**Source data:**
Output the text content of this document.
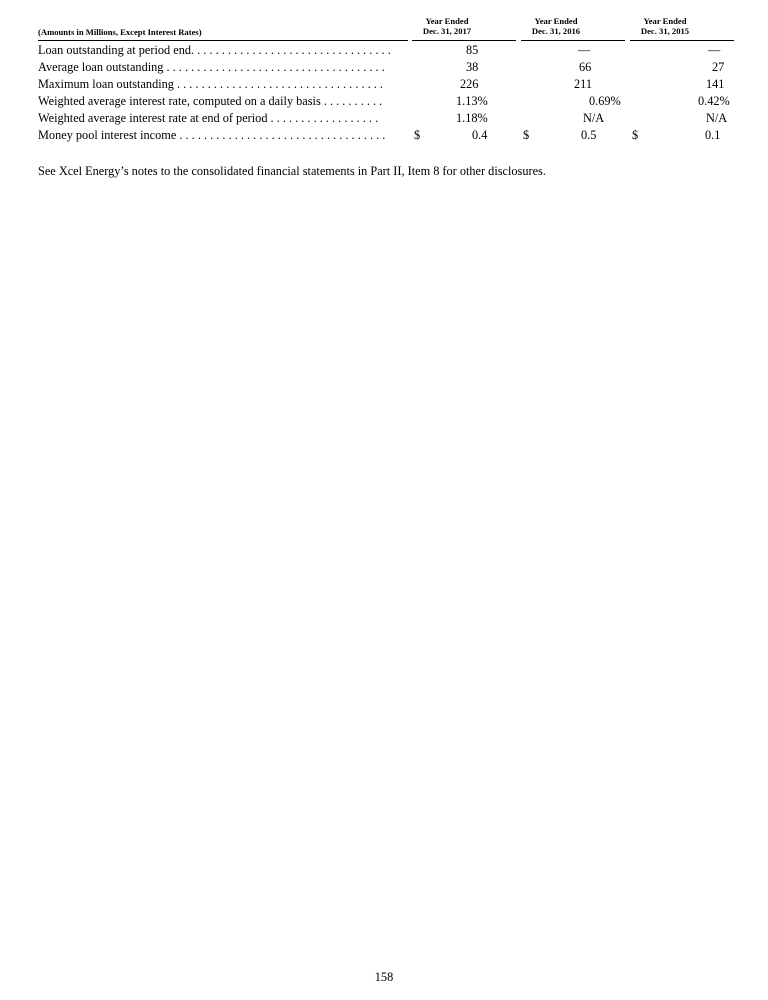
(Amounts in Millions, Except Interest Rates)
Year Ended
Dec. 31, 2017
Year Ended
Dec. 31, 2016
Year Ended
Dec. 31, 2015
Loan outstanding at period end. . . . . . . . . . . . . . . . . . . . . . . . . . . . . . . . .	85	—	—
Average loan outstanding . . . . . . . . . . . . . . . . . . . . . . . . . . . . . . . . . . . .	38	66	27
Maximum loan outstanding . . . . . . . . . . . . . . . . . . . . . . . . . . . . . . . . . .	226	211	141
Weighted average interest rate, computed on a daily basis . . . . . . . . . .	1.13%	0.69%	0.42%
Weighted average interest rate at end of period . . . . . . . . . . . . . . . . . .	1.18%	N/A	N/A
Money pool interest income . . . . . . . . . . . . . . . . . . . . . . . . . . . . . . . . . .	$	0.4	$	0.5	$	0.1
See Xcel Energy’s notes to the consolidated financial statements in Part II, Item 8 for other disclosures.
158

**Job:** Leave every image out, and retype the material exactly.

**Answer to the task:**
Output the text content of this document.
(Amounts in Millions, Except Interest Rates)
Year Ended
Dec. 31, 2017
Year Ended
Dec. 31, 2016
Year Ended
Dec. 31, 2015
Loan outstanding at period end. . . . . . . . . . . . . . . . . . . . . . . . . . . . . . . . .	85	—	—
Average loan outstanding . . . . . . . . . . . . . . . . . . . . . . . . . . . . . . . . . . . .	38	66	27
Maximum loan outstanding . . . . . . . . . . . . . . . . . . . . . . . . . . . . . . . . . .	226	211	141
Weighted average interest rate, computed on a daily basis . . . . . . . . . .	1.13%	0.69%	0.42%
Weighted average interest rate at end of period . . . . . . . . . . . . . . . . . .	1.18%	N/A	N/A
Money pool interest income . . . . . . . . . . . . . . . . . . . . . . . . . . . . . . . . . .	$	0.4	$	0.5	$	0.1
See Xcel Energy’s notes to the consolidated financial statements in Part II, Item 8 for other disclosures.
158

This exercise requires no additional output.